___ RAW RECORDS
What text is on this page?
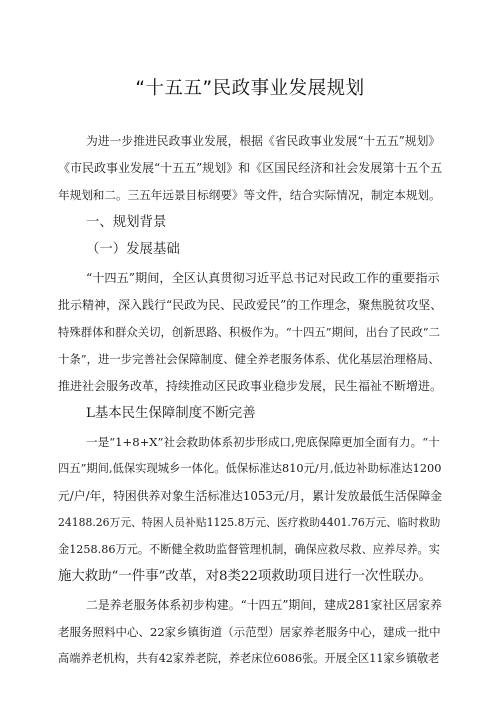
“十五五”民政事业发展规划
为进一步推进民政事业发展，根据《省民政事业发展“十五五”规划》
《市民政事业发展“十五五”规划》和《区国民经济和社会发展第十五个五
年规划和二。三五年远景目标纲要》等文件，结合实际情况，制定本规划。
一、规划背景
（一）发展基础
“十四五”期间，全区认真贯彻习近平总书记对民政工作的重要指示
批示精神，深入践行“民政为民、民政爱民”的工作理念，聚焦脱贫攻坚、
特殊群体和群众关切，创新思路、积极作为。“十四五”期间，出台了民政“二
十条”，进一步完善社会保障制度、健全养老服务体系、优化基层治理格局、
推进社会服务改革，持续推动区民政事业稳步发展，民生福祉不断增进。
L基本民生保障制度不断完善
一是“1+8+X”社会救助体系初步形成口,兜底保障更加全面有力。“十
四五”期间,低保实现城乡一体化。低保标准达810元/月,低边补助标准达1200
元/户/年，特困供养对象生活标准达1053元/月，累计发放最低生活保障金
24188.26万元、特困人员补贴1125.8万元、医疗救助4401.76万元、临时救助
金1258.86万元。不断健全救助监督管理机制，确保应救尽救、应养尽养。实
施大救助“一件事”改革，对8类22项救助项目进行一次性联办。
二是养老服务体系初步构建。“十四五”期间，建成281家社区居家养
老服务照料中心、22家乡镇街道（示范型）居家养老服务中心，建成一批中
高端养老机构，共有42家养老院，养老床位6086张。开展全区11家乡镇敬老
______
» **EXERCISE OBJECTIVE**: Without the pictures, repeat the listing above exactly.

» **EXERCISE RESPONSE**:
What text is on this page?
“十五五”民政事业发展规划
为进一步推进民政事业发展，根据《省民政事业发展“十五五”规划》
《市民政事业发展“十五五”规划》和《区国民经济和社会发展第十五个五
年规划和二。三五年远景目标纲要》等文件，结合实际情况，制定本规划。
一、规划背景
（一）发展基础
“十四五”期间，全区认真贯彻习近平总书记对民政工作的重要指示
批示精神，深入践行“民政为民、民政爱民”的工作理念，聚焦脱贫攻坚、
特殊群体和群众关切，创新思路、积极作为。“十四五”期间，出台了民政“二
十条”，进一步完善社会保障制度、健全养老服务体系、优化基层治理格局、
推进社会服务改革，持续推动区民政事业稳步发展，民生福祉不断增进。
L基本民生保障制度不断完善
一是“1+8+X”社会救助体系初步形成口,兜底保障更加全面有力。“十
四五”期间,低保实现城乡一体化。低保标准达810元/月,低边补助标准达1200
元/户/年，特困供养对象生活标准达1053元/月，累计发放最低生活保障金
24188.26万元、特困人员补贴1125.8万元、医疗救助4401.76万元、临时救助
金1258.86万元。不断健全救助监督管理机制，确保应救尽救、应养尽养。实
施大救助“一件事”改革，对8类22项救助项目进行一次性联办。
二是养老服务体系初步构建。“十四五”期间，建成281家社区居家养
老服务照料中心、22家乡镇街道（示范型）居家养老服务中心，建成一批中
高端养老机构，共有42家养老院，养老床位6086张。开展全区11家乡镇敬老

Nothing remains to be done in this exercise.